PROBLEM: Restate all of the data exactly.

━━━

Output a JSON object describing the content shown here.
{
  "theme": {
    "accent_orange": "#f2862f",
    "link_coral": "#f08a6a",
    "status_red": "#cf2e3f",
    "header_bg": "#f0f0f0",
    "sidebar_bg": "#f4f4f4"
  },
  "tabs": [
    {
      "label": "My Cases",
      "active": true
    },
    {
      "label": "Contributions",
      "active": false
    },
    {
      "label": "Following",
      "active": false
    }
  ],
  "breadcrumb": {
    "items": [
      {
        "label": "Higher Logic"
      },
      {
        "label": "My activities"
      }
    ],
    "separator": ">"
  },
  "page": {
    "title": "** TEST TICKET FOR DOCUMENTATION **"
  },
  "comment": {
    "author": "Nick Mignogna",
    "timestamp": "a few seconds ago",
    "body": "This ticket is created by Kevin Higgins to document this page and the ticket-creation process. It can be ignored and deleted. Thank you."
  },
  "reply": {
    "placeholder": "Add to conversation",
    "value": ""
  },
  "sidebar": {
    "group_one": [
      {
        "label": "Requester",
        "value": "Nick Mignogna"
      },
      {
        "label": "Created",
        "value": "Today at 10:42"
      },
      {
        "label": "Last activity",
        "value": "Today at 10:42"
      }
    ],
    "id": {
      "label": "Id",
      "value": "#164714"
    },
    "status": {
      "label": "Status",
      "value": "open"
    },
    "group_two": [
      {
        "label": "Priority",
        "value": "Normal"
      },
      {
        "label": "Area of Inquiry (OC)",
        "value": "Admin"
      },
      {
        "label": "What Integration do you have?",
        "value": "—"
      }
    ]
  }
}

━━━

OUTPUT OF THE TASK:
Output a JSON object describing the content shown here.
{
  "theme": {
    "accent_orange": "#f2862f",
    "link_coral": "#f08a6a",
    "status_red": "#cf2e3f",
    "header_bg": "#f0f0f0",
    "sidebar_bg": "#f4f4f4"
  },
  "tabs": [
    {
      "label": "My Cases",
      "active": true
    },
    {
      "label": "Contributions",
      "active": false
    },
    {
      "label": "Following",
      "active": false
    }
  ],
  "breadcrumb": {
    "items": [
      {
        "label": "Higher Logic"
      },
      {
        "label": "My activities"
      }
    ],
    "separator": ">"
  },
  "page": {
    "title": "** TEST TICKET FOR DOCUMENTATION **"
  },
  "comment": {
    "author": "Nick Mignogna",
    "timestamp": "a few seconds ago",
    "body": "This ticket is created by Kevin Higgins to document this page and the ticket-creation process. It can be ignored and deleted. Thank you."
  },
  "reply": {
    "placeholder": "Add to conversation",
    "value": ""
  },
  "sidebar": {
    "group_one": [
      {
        "label": "Requester",
        "value": "Nick Mignogna"
      },
      {
        "label": "Created",
        "value": "Today at 10:42"
      },
      {
        "label": "Last activity",
        "value": "Today at 10:42"
      }
    ],
    "id": {
      "label": "Id",
      "value": "#164714"
    },
    "status": {
      "label": "Status",
      "value": "open"
    },
    "group_two": [
      {
        "label": "Priority",
        "value": "Normal"
      },
      {
        "label": "Area of Inquiry (OC)",
        "value": "Admin"
      },
      {
        "label": "What Integration do you have?",
        "value": "—"
      }
    ]
  }
}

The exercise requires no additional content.